Do this: Look through the records below and collect all lines that hold the string "second".

Listed entries:
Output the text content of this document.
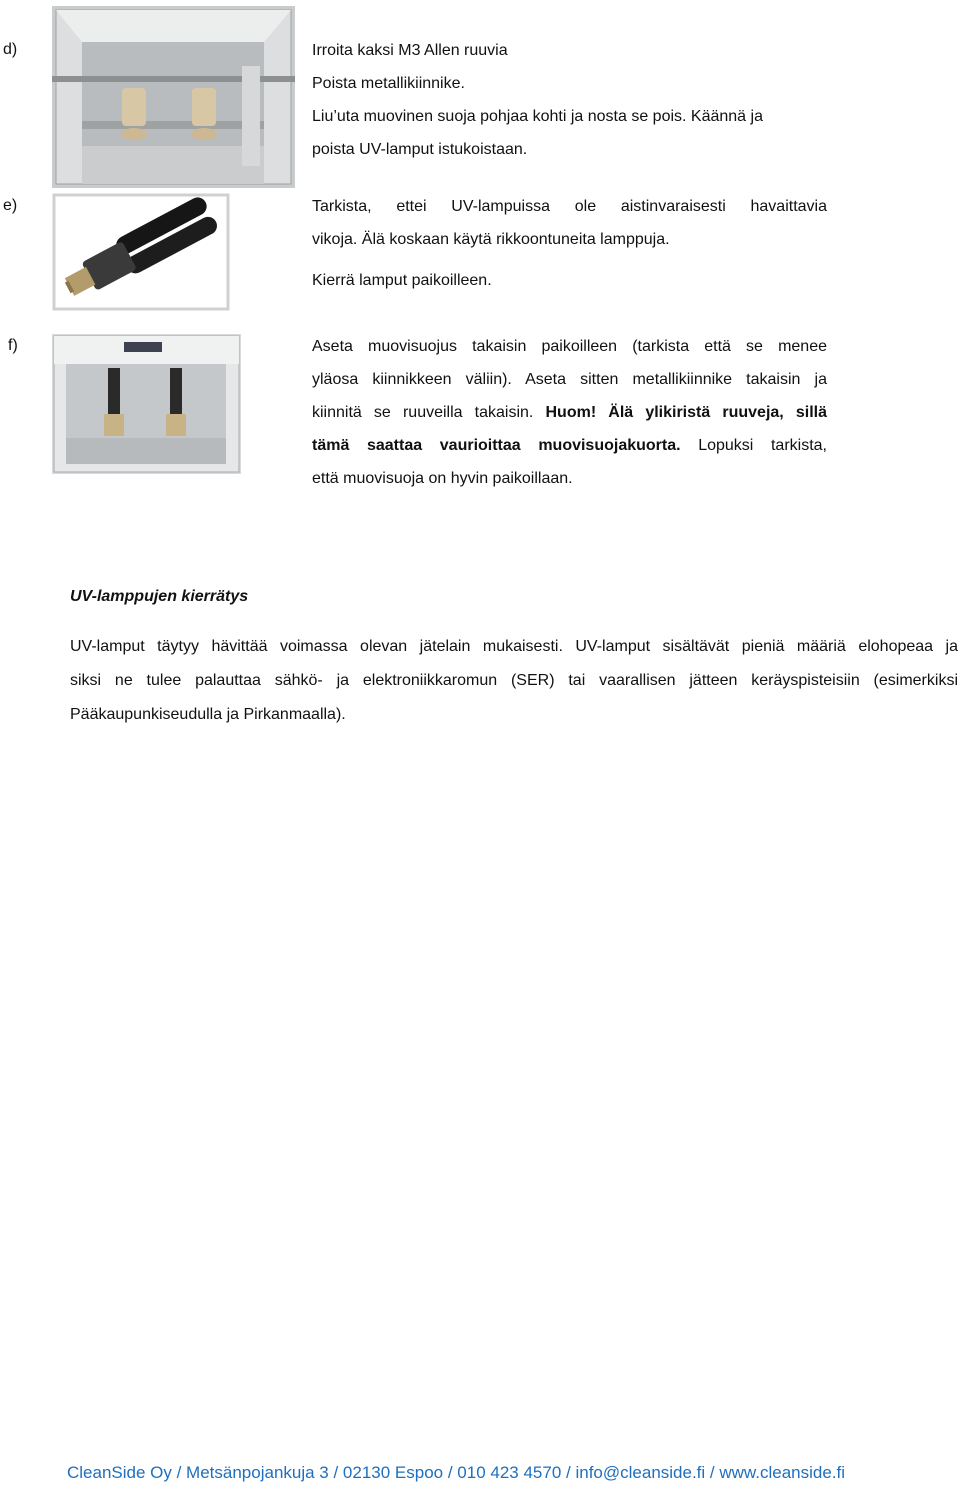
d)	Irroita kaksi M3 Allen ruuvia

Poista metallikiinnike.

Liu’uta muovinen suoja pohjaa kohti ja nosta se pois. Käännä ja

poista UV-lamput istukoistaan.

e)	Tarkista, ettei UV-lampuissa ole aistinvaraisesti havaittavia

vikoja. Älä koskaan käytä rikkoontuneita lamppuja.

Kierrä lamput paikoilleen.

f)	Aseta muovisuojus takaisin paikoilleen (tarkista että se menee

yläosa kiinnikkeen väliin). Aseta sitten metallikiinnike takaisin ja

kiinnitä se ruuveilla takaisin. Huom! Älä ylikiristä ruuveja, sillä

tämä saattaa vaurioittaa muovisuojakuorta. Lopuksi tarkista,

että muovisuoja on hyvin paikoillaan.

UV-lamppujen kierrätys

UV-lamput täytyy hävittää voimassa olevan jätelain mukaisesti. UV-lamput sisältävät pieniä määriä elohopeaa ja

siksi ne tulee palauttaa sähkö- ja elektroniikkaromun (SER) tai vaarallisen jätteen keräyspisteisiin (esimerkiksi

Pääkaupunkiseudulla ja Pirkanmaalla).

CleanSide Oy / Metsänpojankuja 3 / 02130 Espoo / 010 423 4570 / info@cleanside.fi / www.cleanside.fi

* * *

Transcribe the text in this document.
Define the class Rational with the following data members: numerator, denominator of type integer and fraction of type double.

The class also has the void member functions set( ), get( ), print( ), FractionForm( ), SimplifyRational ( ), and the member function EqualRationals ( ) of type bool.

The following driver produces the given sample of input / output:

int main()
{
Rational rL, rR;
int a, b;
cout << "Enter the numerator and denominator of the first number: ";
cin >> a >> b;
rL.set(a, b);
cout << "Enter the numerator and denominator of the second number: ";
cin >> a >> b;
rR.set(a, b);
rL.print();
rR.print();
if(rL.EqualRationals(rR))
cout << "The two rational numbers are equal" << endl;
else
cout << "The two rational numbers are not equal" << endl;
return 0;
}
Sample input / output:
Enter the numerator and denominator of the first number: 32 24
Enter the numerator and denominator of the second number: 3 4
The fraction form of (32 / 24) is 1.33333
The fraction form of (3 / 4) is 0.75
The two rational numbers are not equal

Problem solution:
cout << "Enter the numerator and denominator of the second number: ";
Enter the numerator and denominator of the second number: 3 4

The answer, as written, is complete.